* **Opdracht**
Beantwoord met behulp van het leesfragment over de CVP-PSC:
1. In welk jaar werd de partij opgericht?
2. Welke partij ging eraan vooraf?
3. In welke periode zat de CVP-PSC tussen 1947 en 1999 niet in de regering?

* **Leesfragment**
--- --- ---

Gebruiker:Mike1023/Kladblok
Christelijke Volkspartij (CVP) Parti Social Chrétien (PSC) | |
Oprichting | 1945 |
Opheffing | 1972 (als één partij) 2001 (Wallonië) 2001 (Vlaanderen) |
Actief in | België |
Richting | Centrum |
Stroming | Christendemocratie Europeanisme |
Overig | |
Voorgaande partij(en) | Katholieke Partij |
Opvolgende partij(en) | CD&V Cdh |
Portaal Politiek |
De Christelijke Volkspartij (CVP) of Parti Social Chrétien (PSC) was een Belgische politieke partij. De CVP-PSC was één landelijke partij van 1945 tot 1972. In 1972 werden de partij gesplitst in een Vlaamse en Franstalige afdeling. Deze afdelingen werden aparte partijen, maar werkten wel op landelijk niveau samen. Ze zaten altijd met elkaar in de regering.
De CVP-PSC was de opvolger van de Katholieke Partij in 1945. Tussen 1947 en 1999 heeft de CVP-PSC vrijwel altijd in de regering gezeten, behalve in de periode tussen 1954 en 1958. De CVP-PSC leverde in deze regeringen bijna altijd de premier. Voorbeelden hiervan zijn Gaston Eykens, Wilfried Martens, Leo Tindemans en Jean-Luc Dehaene. De partij speelde een belangrijk rol in de Belgische politiek. Voorbeelden zijn het ontstaan van de verzorgingsstaat, de ombouw van België tot een federatie en het schoolpact van 1958. Na de Dioxinecrisis van 1999 verloor de CVP-PSC haar status als grootste partij en zat in de oppositie.

--- --- ---

* **Opgeslagen rijen**
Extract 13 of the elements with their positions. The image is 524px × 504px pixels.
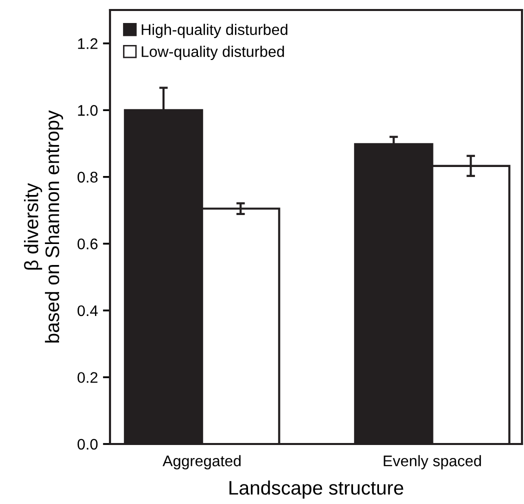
y-tick-label: 0.2 [78,372,98,383]
x-tick-label: Aggregated [162,455,241,470]
y-tick-label: 1.0 [78,105,98,116]
x-axis-title: Landscape structure [230,480,404,499]
y-tick-label: 0.6 [78,238,98,250]
legend-label: High-quality disturbed [142,24,288,38]
y-tick-label: 0.0 [78,438,98,450]
legend-label: Low-quality disturbed [142,46,284,60]
y-tick-label: 0.4 [78,305,98,316]
y-tick-label: 0.8 [78,172,98,183]
y-axis-title: β diversity based on Shannon entropy [24,110,64,342]
y-tick-label: 1.2 [78,38,98,49]
x-tick-label: Evenly spaced [384,455,481,470]
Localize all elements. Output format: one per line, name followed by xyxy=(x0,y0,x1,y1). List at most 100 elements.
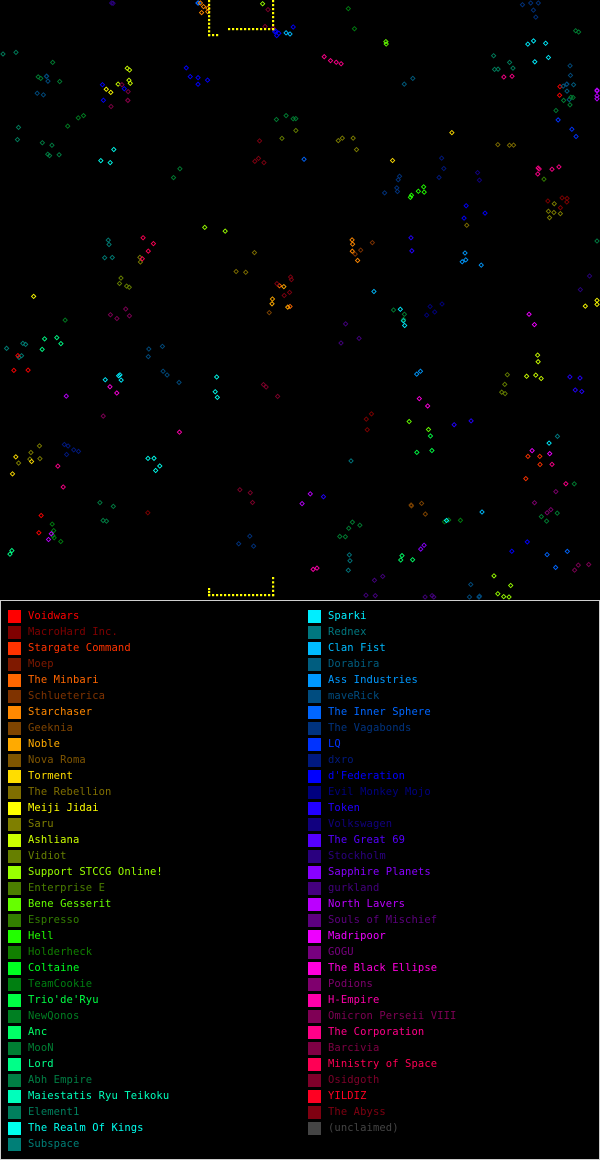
star-system[interactable] xyxy=(100,413,107,419)
star-system[interactable] xyxy=(401,81,408,87)
star-system[interactable] xyxy=(421,189,427,195)
star-system[interactable] xyxy=(62,317,68,323)
star-system[interactable] xyxy=(269,301,275,307)
star-system[interactable] xyxy=(97,499,103,506)
star-system[interactable] xyxy=(276,30,282,37)
star-system[interactable] xyxy=(11,367,17,374)
star-system[interactable] xyxy=(468,418,474,424)
star-system[interactable] xyxy=(559,195,565,201)
star-system[interactable] xyxy=(274,393,281,400)
star-system[interactable] xyxy=(22,341,29,348)
star-system[interactable] xyxy=(408,235,414,241)
star-system[interactable] xyxy=(546,214,553,221)
star-system[interactable] xyxy=(544,551,550,558)
star-system[interactable] xyxy=(410,75,416,82)
star-system[interactable] xyxy=(495,590,501,597)
star-system[interactable] xyxy=(116,280,123,287)
star-system[interactable] xyxy=(474,169,481,176)
star-system[interactable] xyxy=(345,567,352,573)
star-system[interactable] xyxy=(187,73,193,80)
star-system[interactable] xyxy=(541,176,547,182)
star-system[interactable] xyxy=(105,237,112,243)
star-system[interactable] xyxy=(108,103,114,110)
star-system[interactable] xyxy=(347,557,353,564)
star-system[interactable] xyxy=(274,280,280,287)
star-system[interactable] xyxy=(75,115,82,121)
star-system[interactable] xyxy=(572,387,579,393)
star-system[interactable] xyxy=(333,59,339,65)
star-system[interactable] xyxy=(401,322,408,329)
star-system[interactable] xyxy=(534,352,541,358)
star-system[interactable] xyxy=(564,199,570,205)
star-system[interactable] xyxy=(152,467,159,474)
star-system[interactable] xyxy=(150,240,157,247)
star-system[interactable] xyxy=(451,421,457,428)
star-system[interactable] xyxy=(108,89,114,96)
star-system[interactable] xyxy=(427,303,433,310)
star-system[interactable] xyxy=(429,447,435,454)
star-system[interactable] xyxy=(532,59,538,65)
star-system[interactable] xyxy=(99,82,106,88)
star-system[interactable] xyxy=(526,311,532,317)
star-system[interactable] xyxy=(560,97,567,104)
star-system[interactable] xyxy=(466,594,473,600)
star-system[interactable] xyxy=(45,536,52,543)
star-system[interactable] xyxy=(237,486,243,493)
star-system[interactable] xyxy=(459,259,465,265)
star-system[interactable] xyxy=(39,139,46,146)
star-system[interactable] xyxy=(287,31,293,37)
star-system[interactable] xyxy=(463,202,469,209)
star-system[interactable] xyxy=(533,14,539,20)
star-system[interactable] xyxy=(107,384,113,390)
star-system[interactable] xyxy=(159,343,166,350)
star-system[interactable] xyxy=(100,97,107,104)
star-system[interactable] xyxy=(75,448,82,455)
star-system[interactable] xyxy=(114,390,120,396)
star-system[interactable] xyxy=(594,238,600,244)
star-system[interactable] xyxy=(41,336,48,342)
star-system[interactable] xyxy=(98,157,104,164)
star-system[interactable] xyxy=(399,552,405,559)
star-system[interactable] xyxy=(417,368,424,375)
star-system[interactable] xyxy=(176,379,182,386)
star-system[interactable] xyxy=(252,158,258,165)
star-system[interactable] xyxy=(50,532,56,539)
star-system[interactable] xyxy=(45,78,51,84)
star-system[interactable] xyxy=(431,309,438,315)
star-system[interactable] xyxy=(137,259,144,265)
star-system[interactable] xyxy=(39,346,45,353)
star-system[interactable] xyxy=(354,257,361,264)
star-system[interactable] xyxy=(139,256,146,262)
star-system[interactable] xyxy=(364,426,371,433)
star-system[interactable] xyxy=(35,74,41,80)
star-system[interactable] xyxy=(201,224,208,231)
star-system[interactable] xyxy=(195,81,201,88)
star-system[interactable] xyxy=(36,530,42,536)
star-system[interactable] xyxy=(338,340,344,346)
star-system[interactable] xyxy=(283,30,289,36)
star-system[interactable] xyxy=(507,582,514,589)
star-system[interactable] xyxy=(235,540,242,547)
star-system[interactable] xyxy=(501,74,507,80)
star-system[interactable] xyxy=(531,321,538,328)
star-system[interactable] xyxy=(495,141,501,148)
star-system[interactable] xyxy=(49,142,55,149)
star-system[interactable] xyxy=(109,254,116,261)
star-system[interactable] xyxy=(538,513,545,520)
star-system[interactable] xyxy=(247,490,254,496)
star-system[interactable] xyxy=(423,312,430,318)
star-system[interactable] xyxy=(111,146,117,153)
star-system[interactable] xyxy=(422,594,428,600)
star-system[interactable] xyxy=(502,390,508,397)
star-system[interactable] xyxy=(463,222,470,228)
star-system[interactable] xyxy=(18,353,25,359)
star-system[interactable] xyxy=(439,301,445,307)
star-system[interactable] xyxy=(555,117,561,123)
star-system[interactable] xyxy=(102,376,109,383)
star-system[interactable] xyxy=(256,138,263,144)
star-system[interactable] xyxy=(338,61,344,67)
star-system[interactable] xyxy=(449,129,455,136)
star-system[interactable] xyxy=(49,59,56,66)
star-system[interactable] xyxy=(461,215,467,221)
star-system[interactable] xyxy=(557,210,564,217)
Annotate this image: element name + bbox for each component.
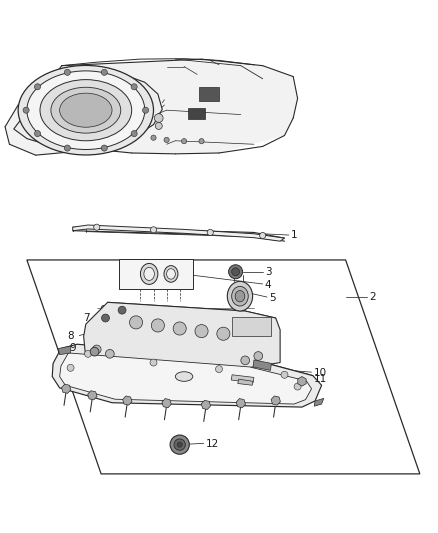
- Circle shape: [106, 350, 114, 358]
- Ellipse shape: [164, 265, 178, 282]
- FancyBboxPatch shape: [188, 108, 205, 119]
- Circle shape: [131, 84, 137, 90]
- Text: 4: 4: [265, 280, 272, 290]
- Circle shape: [170, 435, 189, 454]
- Ellipse shape: [27, 71, 145, 149]
- Circle shape: [195, 325, 208, 338]
- Circle shape: [92, 345, 101, 354]
- Polygon shape: [73, 225, 285, 241]
- Ellipse shape: [232, 286, 248, 306]
- FancyBboxPatch shape: [199, 87, 219, 101]
- Circle shape: [64, 145, 71, 151]
- Ellipse shape: [60, 93, 112, 127]
- Circle shape: [94, 224, 100, 230]
- Circle shape: [217, 327, 230, 340]
- Circle shape: [101, 145, 107, 151]
- Circle shape: [199, 139, 204, 144]
- Circle shape: [181, 139, 187, 144]
- Circle shape: [174, 439, 185, 450]
- Ellipse shape: [235, 290, 245, 302]
- Circle shape: [155, 123, 162, 130]
- Circle shape: [35, 131, 41, 136]
- Ellipse shape: [40, 79, 132, 141]
- Text: 11: 11: [314, 374, 327, 384]
- Circle shape: [254, 352, 263, 360]
- Circle shape: [207, 229, 213, 236]
- Circle shape: [130, 316, 143, 329]
- Ellipse shape: [51, 87, 121, 133]
- Circle shape: [281, 372, 288, 378]
- Circle shape: [131, 131, 137, 136]
- Circle shape: [67, 364, 74, 372]
- Ellipse shape: [141, 263, 158, 285]
- Circle shape: [142, 107, 148, 113]
- Circle shape: [232, 268, 240, 276]
- Polygon shape: [231, 375, 254, 383]
- Polygon shape: [27, 260, 420, 474]
- Text: 6: 6: [99, 305, 106, 315]
- Polygon shape: [60, 353, 311, 404]
- Polygon shape: [314, 398, 324, 406]
- Text: 1: 1: [291, 230, 298, 240]
- Circle shape: [294, 383, 301, 390]
- Ellipse shape: [144, 268, 154, 280]
- Circle shape: [241, 356, 250, 365]
- Circle shape: [102, 314, 110, 322]
- Ellipse shape: [175, 372, 193, 381]
- Circle shape: [150, 359, 157, 366]
- FancyBboxPatch shape: [119, 259, 193, 289]
- Circle shape: [164, 138, 169, 142]
- Ellipse shape: [166, 269, 175, 279]
- Circle shape: [23, 107, 29, 113]
- Text: 7: 7: [84, 313, 90, 323]
- Polygon shape: [52, 344, 321, 407]
- Text: 2: 2: [370, 292, 376, 302]
- Circle shape: [154, 114, 163, 123]
- Text: 8: 8: [67, 332, 74, 341]
- Circle shape: [35, 84, 41, 90]
- Text: 10: 10: [314, 368, 327, 377]
- Circle shape: [101, 69, 107, 75]
- Text: 3: 3: [265, 266, 272, 277]
- Polygon shape: [253, 360, 272, 370]
- Polygon shape: [5, 59, 297, 155]
- Polygon shape: [58, 346, 71, 354]
- Circle shape: [173, 322, 186, 335]
- Polygon shape: [238, 379, 253, 385]
- Circle shape: [150, 227, 156, 233]
- Circle shape: [177, 442, 182, 447]
- Circle shape: [90, 348, 99, 356]
- Text: 5: 5: [269, 293, 276, 303]
- Circle shape: [64, 69, 71, 75]
- Polygon shape: [14, 72, 162, 149]
- Text: 9: 9: [70, 343, 76, 353]
- Circle shape: [229, 265, 243, 279]
- Circle shape: [151, 319, 164, 332]
- Circle shape: [118, 306, 126, 314]
- Circle shape: [260, 232, 266, 239]
- Ellipse shape: [18, 66, 153, 155]
- Polygon shape: [84, 302, 280, 372]
- Circle shape: [151, 135, 156, 140]
- Circle shape: [85, 350, 92, 357]
- Ellipse shape: [227, 281, 253, 311]
- FancyBboxPatch shape: [232, 317, 272, 336]
- Text: 12: 12: [206, 439, 219, 449]
- Circle shape: [215, 366, 223, 373]
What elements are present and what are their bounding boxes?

--- --- ---

* **Juist antwoord**
1. 1945
2. De Katholieke Partij
3. Tussen 1954 en 1958